## start MATERIAL FOR THE TASK

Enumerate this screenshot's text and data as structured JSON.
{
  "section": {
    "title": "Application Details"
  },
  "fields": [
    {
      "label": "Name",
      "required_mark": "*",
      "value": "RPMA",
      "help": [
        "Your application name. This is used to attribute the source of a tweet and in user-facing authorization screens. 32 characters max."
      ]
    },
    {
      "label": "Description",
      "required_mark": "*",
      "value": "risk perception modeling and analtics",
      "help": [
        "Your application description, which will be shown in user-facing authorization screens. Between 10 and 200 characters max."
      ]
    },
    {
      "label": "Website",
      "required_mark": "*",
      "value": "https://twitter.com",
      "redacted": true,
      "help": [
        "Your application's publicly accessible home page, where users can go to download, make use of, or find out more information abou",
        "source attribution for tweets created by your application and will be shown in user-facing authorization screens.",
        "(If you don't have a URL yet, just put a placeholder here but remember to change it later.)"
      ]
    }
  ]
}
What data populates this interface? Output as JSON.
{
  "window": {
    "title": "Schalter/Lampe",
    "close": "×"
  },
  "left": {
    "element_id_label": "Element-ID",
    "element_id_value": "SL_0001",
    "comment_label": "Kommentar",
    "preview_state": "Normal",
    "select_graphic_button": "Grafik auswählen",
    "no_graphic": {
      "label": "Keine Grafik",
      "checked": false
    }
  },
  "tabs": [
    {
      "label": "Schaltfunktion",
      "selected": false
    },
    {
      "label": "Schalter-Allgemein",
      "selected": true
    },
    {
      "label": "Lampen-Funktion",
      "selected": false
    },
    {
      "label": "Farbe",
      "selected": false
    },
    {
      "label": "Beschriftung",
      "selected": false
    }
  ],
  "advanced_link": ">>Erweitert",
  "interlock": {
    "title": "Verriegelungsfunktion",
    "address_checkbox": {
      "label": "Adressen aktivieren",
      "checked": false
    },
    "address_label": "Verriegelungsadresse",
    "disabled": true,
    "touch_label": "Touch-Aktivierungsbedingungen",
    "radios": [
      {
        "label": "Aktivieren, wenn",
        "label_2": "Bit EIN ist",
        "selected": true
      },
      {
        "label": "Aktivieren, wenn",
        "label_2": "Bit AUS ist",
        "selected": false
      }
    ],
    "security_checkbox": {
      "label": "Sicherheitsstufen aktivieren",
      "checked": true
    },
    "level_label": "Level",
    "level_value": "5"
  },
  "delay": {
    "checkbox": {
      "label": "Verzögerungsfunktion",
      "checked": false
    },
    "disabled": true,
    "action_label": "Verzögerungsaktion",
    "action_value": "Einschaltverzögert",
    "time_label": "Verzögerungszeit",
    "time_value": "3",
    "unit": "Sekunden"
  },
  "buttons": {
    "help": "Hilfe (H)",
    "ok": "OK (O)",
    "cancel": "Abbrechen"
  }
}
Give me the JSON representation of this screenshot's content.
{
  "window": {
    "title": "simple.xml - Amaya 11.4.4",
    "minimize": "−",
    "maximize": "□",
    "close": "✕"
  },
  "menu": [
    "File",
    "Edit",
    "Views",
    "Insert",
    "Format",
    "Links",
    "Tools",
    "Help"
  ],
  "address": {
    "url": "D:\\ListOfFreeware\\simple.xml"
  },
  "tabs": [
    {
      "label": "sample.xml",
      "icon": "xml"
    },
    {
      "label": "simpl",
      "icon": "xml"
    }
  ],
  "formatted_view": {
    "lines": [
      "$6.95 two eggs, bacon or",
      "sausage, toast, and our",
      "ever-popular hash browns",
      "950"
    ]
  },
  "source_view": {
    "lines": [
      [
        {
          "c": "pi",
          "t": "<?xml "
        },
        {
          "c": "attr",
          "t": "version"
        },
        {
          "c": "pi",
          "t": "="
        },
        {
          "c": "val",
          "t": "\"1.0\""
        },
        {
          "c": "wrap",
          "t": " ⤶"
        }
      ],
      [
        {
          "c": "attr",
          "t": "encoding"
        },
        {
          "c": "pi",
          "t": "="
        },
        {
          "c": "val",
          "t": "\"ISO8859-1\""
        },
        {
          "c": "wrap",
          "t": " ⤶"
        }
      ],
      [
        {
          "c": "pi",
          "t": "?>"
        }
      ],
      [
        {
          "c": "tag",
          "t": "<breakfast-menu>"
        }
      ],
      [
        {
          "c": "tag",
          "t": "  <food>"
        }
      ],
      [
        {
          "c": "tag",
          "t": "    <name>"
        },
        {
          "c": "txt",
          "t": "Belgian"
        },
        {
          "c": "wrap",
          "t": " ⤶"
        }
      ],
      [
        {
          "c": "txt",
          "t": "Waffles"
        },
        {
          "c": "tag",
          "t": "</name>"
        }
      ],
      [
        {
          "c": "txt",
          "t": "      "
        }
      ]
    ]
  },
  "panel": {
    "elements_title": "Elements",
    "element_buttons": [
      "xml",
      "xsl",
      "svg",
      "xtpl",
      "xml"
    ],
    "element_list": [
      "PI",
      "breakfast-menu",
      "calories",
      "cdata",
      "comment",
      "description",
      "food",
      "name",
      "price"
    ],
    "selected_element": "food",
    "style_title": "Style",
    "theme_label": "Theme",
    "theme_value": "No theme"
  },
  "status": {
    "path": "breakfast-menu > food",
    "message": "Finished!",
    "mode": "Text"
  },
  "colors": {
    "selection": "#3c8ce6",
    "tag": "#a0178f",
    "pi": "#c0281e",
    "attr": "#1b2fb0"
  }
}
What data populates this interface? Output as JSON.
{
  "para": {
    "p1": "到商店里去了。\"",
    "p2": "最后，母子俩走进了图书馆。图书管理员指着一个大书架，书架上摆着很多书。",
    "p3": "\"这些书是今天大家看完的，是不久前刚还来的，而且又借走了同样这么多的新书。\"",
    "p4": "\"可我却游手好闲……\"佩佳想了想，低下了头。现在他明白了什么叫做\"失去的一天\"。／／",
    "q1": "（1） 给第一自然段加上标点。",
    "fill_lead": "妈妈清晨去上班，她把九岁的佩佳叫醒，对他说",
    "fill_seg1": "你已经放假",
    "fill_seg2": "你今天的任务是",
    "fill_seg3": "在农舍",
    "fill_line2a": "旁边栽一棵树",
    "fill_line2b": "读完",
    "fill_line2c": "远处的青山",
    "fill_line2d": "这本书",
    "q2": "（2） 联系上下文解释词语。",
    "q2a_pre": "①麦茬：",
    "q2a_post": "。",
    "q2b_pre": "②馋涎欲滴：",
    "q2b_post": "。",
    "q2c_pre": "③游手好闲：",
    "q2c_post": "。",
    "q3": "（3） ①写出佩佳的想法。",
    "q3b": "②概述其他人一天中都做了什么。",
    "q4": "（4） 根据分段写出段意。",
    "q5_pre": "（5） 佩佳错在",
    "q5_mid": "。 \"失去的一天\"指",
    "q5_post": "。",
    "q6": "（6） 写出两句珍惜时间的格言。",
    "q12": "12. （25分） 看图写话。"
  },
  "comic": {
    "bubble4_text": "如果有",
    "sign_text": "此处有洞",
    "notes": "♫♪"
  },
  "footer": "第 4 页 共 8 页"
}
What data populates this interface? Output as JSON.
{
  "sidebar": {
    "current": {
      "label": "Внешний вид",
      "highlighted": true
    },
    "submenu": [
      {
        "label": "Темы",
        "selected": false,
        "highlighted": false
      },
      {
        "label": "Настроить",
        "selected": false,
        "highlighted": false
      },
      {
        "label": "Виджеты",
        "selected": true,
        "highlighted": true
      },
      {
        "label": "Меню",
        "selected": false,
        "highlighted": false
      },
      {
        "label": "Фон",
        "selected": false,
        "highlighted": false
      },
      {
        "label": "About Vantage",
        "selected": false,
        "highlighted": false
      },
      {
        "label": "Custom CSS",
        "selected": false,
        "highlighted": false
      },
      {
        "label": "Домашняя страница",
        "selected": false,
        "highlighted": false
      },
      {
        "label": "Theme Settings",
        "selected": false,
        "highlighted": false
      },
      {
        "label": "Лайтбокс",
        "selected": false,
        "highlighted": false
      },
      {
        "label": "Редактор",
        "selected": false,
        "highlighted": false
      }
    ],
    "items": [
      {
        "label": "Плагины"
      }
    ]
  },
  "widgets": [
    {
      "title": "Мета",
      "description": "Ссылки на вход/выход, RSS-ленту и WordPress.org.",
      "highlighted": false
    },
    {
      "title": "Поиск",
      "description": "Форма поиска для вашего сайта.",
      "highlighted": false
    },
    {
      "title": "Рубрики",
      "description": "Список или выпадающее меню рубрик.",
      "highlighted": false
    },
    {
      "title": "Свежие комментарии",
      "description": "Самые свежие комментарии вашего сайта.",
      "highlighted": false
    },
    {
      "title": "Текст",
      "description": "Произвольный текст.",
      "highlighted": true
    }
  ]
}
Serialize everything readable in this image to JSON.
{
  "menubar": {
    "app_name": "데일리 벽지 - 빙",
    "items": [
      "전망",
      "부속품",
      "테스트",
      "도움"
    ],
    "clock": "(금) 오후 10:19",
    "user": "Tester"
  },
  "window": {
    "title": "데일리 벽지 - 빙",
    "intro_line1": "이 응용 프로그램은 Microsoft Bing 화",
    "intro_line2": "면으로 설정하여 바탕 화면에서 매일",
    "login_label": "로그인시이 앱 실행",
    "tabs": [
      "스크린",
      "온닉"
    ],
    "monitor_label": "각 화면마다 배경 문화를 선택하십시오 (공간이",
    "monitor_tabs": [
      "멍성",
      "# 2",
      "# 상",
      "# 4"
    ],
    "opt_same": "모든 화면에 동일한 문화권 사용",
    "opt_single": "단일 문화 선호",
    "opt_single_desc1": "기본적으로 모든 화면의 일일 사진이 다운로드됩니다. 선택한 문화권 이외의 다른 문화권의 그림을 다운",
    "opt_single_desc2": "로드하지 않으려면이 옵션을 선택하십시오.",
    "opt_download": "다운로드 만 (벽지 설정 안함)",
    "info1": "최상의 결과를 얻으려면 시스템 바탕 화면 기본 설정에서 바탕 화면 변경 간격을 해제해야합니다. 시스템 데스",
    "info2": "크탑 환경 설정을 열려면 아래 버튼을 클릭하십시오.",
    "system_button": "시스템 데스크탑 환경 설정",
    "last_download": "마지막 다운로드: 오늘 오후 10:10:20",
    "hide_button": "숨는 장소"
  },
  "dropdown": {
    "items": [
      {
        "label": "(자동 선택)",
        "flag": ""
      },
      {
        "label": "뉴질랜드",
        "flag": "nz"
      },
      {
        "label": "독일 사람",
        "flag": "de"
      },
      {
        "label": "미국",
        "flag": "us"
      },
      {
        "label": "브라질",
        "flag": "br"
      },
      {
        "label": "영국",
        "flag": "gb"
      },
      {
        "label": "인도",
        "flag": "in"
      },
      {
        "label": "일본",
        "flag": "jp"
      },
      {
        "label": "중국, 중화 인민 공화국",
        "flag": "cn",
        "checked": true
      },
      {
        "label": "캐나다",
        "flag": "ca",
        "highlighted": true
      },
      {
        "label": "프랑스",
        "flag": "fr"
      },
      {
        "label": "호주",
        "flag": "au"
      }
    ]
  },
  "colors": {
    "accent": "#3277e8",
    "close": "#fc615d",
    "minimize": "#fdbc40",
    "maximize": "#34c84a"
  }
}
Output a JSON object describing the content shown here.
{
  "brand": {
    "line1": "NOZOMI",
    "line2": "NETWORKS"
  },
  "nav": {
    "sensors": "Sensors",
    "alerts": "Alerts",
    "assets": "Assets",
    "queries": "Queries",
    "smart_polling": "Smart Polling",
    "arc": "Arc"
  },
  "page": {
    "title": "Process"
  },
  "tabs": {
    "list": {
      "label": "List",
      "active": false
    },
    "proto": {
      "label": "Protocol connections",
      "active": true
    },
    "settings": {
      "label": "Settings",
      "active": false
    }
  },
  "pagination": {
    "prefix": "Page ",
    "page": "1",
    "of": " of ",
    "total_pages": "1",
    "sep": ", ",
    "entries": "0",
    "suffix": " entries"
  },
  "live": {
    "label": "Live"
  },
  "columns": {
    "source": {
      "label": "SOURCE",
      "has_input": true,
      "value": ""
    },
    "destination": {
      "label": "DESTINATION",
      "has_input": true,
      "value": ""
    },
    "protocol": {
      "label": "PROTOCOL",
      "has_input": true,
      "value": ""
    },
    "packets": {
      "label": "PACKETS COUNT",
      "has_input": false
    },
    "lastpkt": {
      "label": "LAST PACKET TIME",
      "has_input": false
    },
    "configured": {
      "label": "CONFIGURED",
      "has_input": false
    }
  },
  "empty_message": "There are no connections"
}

## end MATERIAL FOR THE TASK

**TASK:** Which lines include the word "вашего"? List them all.

**WRITTEN RESPONSE:**
      "description": "Форма поиска для вашего сайта.",
      "description": "Самые свежие комментарии вашего сайта.",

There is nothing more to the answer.